━━ Excerto fornecido
Senhor Cardeal, Excelência
Queridos membros
da Pontifícia Comissão Bíblica

Sinto-me feliz por vos receber mais uma vez no final da vossa anual Assembleia plenária. Agradeço ao Senhor Cardeal William Levada a saudação que me dirigiu e a exposição concisa do tema que foi objecto de atenta reflexão durante a vossa assembleia. Reunistes-vos de novo para aprofundar um tema muito importante: a inspiração e a verdade da Bíblia. Trata-se de um tema que diz respeito não só à teologia, mas à própria Igreja, dado que a vida e a missão da Igreja se fundam necessariamente na Palavra de Deus, a qual é alma da teologia e, juntas, inspiradoras de toda a existência cristã. O tema que tratastes responde, ainda, a uma preocupação que me interessa de modo particular, porque a interpretação da Sagrada Escritura é de fundamental importância para a fé cristã e para a vida da Igreja.

Como Vossa Eminência recordou, Senhor Presidente, na Encíclica Providentissimus Deus o Papa Leão XIII oferecia aos exegetas católicos novos encorajamentos e directrizes em tema de inspiração, verdade e hermenêutica bíblica. Mais tarde Pio XII na sua Encíclica Divino afflante Spiritu recolhia e completava o precedente ensinamento, exortando os exegetas católicos a encontrar soluções em plena sintonia com a doutrina da Igreja, tendo devidamente em consideração as contribuições positivas dos novos métodos de interpretação que entretanto se desenvolveram. O impulso concreto dado por estes dois Pontífices aos estudos bíblicos, como Vossa Eminência também recordou, encontrou plena confirmação e foi ulteriormente desenvolvido no Concílio Vaticano II, de modo que toda a Igreja dele tirou e continua a tirar benefício. Em particular, a Constituição conciliar Dei Verbum ilumina ainda hoje a obra dos exegetas católicos e convida os Pastores e os fiéis a alimentar-se mais assiduamente na mesa da Palavra de Deus. O Concílio recorda, a propósito, antes de tudo que Deus é Autor da Sagrada Escritura: "As verdades reveladas por Deus, que se encontram escritas e manifestas na Sagrada Escritura, foram redigidas por inspiração do Espírito Santo. Com efeito, a Santa Mãe Igreja, por fé apostólica, tem como sagrados e canónicos os livros inteiros do Antigo e do Novo Testamento com todas as suas partes, porque, escritos por inspiração do Espírito Santo, têm Deus por autor e como tais foram confiados à própria Igreja" (Dei Verbum, 11). Portanto, dado que tudo o que os autores inspirados ou agiógrafos afirmam, deve ser considerado como confirmado pelo Espírito Santo, Autor invisível e transcendente, deve declarar-se por conseguinte, que "os Livros da Sagrada Escritura ensinam com firmeza, com fidelidade e sem erro a verdade que Deus, causa da nossa salvação, quis consignar nas Sagradas Letras" (ibid., 11).
━━━━
**Tarefas a realizar**
1 - Indique se cada uma das afirmações (a), (b) e (c) está de acordo com o excerto sobre a inspiração e a verdade da Bíblia, justificando com as palavras exatas do texto.
(a) A Encíclica Divino afflante Spiritu foi escrita por Leão XIII.
(b) O Cardeal William Levada dirigiu uma saudação a quem fala no texto.
(c) A Assembleia plenária da Pontifícia Comissão Bíblica realiza-se de dois em dois anos.
2 - Responda às perguntas seguintes com base no excerto sobre a inspiração e a verdade da Bíblia.
(a) Que tema se reuniram os membros da Comissão para aprofundar?
(b) Que Papa publicou a Encíclica Providentissimus Deus?
(c) Que Constituição conciliar ilumina ainda hoje a obra dos exegetas católicos?
3 - Prossiga o excerto sobre a inspiração e a verdade da Bíblia a partir do ponto em que termina.
━━ Conjunto de dados
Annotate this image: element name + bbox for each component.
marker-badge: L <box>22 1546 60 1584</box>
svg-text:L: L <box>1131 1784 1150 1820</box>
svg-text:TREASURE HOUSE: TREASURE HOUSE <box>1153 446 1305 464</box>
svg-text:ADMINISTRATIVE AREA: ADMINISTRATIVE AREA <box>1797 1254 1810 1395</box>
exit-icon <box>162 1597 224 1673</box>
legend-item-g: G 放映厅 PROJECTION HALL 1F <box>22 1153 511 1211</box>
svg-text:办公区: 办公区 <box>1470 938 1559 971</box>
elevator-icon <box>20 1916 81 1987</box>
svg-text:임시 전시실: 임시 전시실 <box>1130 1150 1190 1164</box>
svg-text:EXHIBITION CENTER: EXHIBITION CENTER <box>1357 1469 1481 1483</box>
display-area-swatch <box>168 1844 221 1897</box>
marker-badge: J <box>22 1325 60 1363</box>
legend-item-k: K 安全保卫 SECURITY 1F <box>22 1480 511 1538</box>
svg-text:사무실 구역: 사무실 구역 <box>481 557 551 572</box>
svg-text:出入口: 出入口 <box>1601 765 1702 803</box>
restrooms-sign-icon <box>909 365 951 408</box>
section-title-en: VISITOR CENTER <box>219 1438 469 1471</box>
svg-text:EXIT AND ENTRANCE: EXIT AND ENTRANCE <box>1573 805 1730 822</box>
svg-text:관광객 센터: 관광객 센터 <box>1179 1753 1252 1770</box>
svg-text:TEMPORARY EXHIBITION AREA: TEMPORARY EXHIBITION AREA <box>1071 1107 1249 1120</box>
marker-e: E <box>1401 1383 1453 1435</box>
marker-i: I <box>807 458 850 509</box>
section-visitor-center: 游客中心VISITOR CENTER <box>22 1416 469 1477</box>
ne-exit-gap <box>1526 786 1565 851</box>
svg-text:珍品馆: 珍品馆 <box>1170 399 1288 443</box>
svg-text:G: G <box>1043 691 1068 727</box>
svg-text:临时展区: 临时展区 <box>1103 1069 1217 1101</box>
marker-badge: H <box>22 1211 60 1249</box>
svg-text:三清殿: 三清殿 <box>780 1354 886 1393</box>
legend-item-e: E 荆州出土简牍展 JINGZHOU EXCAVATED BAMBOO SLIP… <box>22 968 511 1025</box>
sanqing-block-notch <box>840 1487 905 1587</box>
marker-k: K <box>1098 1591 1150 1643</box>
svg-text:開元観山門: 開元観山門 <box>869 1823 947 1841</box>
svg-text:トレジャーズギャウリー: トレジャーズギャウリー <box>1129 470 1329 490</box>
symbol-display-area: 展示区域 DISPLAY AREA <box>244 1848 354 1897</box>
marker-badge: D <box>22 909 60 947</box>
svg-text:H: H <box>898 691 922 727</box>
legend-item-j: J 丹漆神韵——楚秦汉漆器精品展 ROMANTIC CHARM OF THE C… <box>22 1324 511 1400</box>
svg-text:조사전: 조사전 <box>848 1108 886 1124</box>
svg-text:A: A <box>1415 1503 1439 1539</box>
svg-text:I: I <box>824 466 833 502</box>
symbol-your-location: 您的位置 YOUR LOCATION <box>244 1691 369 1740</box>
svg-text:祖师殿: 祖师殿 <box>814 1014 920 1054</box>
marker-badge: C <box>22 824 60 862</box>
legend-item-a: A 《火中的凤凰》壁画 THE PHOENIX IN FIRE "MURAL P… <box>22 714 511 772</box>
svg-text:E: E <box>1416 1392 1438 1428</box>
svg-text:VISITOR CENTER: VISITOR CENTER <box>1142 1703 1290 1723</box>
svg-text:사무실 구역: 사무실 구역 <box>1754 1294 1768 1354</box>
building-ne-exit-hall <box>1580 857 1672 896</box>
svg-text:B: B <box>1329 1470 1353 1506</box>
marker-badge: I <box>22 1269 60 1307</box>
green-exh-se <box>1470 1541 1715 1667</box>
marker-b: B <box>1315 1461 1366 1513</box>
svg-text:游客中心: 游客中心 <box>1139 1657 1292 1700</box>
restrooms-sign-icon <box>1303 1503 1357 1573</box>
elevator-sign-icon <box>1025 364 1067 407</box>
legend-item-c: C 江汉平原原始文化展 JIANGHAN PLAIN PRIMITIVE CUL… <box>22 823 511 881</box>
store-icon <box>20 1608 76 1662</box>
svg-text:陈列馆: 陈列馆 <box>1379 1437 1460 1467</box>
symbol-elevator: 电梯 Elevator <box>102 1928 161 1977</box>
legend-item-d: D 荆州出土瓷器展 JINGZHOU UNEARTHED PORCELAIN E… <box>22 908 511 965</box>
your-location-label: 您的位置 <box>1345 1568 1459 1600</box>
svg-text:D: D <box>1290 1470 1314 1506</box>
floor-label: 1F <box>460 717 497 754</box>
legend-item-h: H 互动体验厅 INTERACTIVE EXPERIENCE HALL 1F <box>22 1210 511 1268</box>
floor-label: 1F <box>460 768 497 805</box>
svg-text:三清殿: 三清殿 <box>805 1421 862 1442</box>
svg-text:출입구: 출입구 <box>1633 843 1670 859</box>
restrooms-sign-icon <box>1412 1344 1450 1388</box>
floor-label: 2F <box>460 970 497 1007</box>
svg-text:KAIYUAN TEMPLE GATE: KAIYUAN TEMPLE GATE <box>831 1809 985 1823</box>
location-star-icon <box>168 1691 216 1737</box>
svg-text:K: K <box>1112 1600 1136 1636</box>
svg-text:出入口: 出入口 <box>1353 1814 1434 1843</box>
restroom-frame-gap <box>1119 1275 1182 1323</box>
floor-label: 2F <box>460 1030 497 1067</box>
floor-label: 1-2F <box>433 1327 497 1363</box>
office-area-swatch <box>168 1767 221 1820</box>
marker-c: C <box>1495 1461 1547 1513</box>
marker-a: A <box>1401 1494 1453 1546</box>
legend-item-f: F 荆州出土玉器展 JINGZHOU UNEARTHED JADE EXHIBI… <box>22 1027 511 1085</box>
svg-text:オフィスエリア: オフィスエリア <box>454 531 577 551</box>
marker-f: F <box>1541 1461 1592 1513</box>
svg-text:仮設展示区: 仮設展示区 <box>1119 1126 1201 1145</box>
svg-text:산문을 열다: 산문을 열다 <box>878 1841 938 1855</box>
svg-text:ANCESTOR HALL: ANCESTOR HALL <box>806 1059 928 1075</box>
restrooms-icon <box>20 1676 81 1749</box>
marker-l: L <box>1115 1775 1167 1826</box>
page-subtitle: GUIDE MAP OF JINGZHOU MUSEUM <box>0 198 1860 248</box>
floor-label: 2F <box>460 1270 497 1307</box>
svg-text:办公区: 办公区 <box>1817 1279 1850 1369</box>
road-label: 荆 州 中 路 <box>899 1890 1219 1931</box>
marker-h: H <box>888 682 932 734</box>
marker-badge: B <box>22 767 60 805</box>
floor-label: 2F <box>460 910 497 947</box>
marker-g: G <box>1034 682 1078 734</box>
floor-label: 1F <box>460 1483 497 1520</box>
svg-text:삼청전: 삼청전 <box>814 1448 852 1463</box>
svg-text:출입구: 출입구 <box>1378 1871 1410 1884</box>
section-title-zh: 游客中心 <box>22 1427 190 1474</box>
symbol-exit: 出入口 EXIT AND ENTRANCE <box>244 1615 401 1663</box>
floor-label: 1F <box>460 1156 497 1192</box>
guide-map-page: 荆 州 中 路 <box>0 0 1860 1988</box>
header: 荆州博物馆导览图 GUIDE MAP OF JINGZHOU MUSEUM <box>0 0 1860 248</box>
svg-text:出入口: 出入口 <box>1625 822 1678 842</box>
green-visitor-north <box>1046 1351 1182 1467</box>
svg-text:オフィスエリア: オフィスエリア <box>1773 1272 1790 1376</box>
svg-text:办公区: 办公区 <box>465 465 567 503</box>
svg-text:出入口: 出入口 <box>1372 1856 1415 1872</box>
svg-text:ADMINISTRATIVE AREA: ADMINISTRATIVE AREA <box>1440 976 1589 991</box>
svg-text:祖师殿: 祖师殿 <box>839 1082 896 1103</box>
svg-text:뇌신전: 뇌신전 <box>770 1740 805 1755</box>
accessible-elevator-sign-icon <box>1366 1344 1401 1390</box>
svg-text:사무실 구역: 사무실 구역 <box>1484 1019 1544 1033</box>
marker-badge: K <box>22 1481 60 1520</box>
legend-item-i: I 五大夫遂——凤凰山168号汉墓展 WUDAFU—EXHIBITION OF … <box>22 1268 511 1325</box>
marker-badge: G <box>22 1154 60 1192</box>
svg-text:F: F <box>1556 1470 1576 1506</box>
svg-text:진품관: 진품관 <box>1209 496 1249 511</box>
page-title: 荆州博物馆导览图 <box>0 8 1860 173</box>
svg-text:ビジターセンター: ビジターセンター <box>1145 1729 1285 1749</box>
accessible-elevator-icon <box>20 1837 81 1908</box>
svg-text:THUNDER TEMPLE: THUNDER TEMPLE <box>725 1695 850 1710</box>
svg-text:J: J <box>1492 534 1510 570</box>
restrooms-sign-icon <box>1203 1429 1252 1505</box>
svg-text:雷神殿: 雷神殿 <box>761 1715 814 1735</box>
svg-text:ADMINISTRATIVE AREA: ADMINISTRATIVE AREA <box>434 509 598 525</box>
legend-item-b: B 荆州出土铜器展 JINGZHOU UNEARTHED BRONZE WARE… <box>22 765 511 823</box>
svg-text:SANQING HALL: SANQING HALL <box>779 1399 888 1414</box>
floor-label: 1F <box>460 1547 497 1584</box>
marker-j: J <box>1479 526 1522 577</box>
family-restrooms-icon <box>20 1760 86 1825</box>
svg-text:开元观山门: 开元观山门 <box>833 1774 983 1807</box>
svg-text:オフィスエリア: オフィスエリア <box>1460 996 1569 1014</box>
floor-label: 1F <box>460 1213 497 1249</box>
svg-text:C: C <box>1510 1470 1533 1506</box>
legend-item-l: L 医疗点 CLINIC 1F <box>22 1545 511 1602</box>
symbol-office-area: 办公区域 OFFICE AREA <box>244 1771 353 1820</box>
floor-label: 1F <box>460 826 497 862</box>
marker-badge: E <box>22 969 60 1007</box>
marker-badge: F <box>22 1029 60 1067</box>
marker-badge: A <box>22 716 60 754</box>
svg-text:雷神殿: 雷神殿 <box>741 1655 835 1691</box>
━━━━
**Respostas às tarefas**
1 -
(a) Não: "Mais tarde Pio XII na sua Encíclica Divino afflante Spiritu recolhia e completava o precedente ensinamento".
(b) Sim: "Agradeço ao Senhor Cardeal William Levada a saudação que me dirigiu".
(c) Não: "no final da vossa anual Assembleia plenária".

2 -
(a) A inspiração e a verdade da Bíblia.
(b) O Papa Leão XIII.
(c) A Constituição conciliar Dei Verbum.

3 -
Da correcta colocação do conceito de divina inspiração e verdade da Sagrada Escritura derivam algumas normas que dizem respeito directamente à sua interpretação. A mesma Constituição Dei Verbum, depois de ter afirmado que Deus é o autor da Bíblia, recorda-nos que na Sagrada Escritura Deus fala ao homem de modo humano. Deus fala realmente à maneira humana. E esta sinergia humano-divina é muito importante: Deus fala realmente aos homens de modo humano. Para uma recta interpretação da Sagrada Escritura é preciso portanto procurar com atenção o que os agiógrafos quiseram realmente afirmar e o que aprouve a Deus manifestar através das palavras humanas. "As palavras de Deus, expressas por línguas humanas, tornam-se semelhantes à palavra humana, como outrora o Verbo do Eterno Pai, tomada a carne da fraqueza humana, se tornou semelhante aos homens" (Dei Verbum, 13). Estas indicações, muito necessárias para uma correcta interpretação de carácter histórico-literário como primeira dimensão de qualquer exegese, exigem depois uma ligação com as promessas da doutrina sobre a inspiração e a verdade da Sagrada Escritura. De facto, sendo a Escritura inspirada, há um sumo princípio de recta interpretação sem o qual os escritos sagrados permaneceriam letra morta, só do passado: a Sagrada Escritura deve "ser lida e interpretada com o mesmo Espírito com o qual foi escrita" (Dei Verbum, 12).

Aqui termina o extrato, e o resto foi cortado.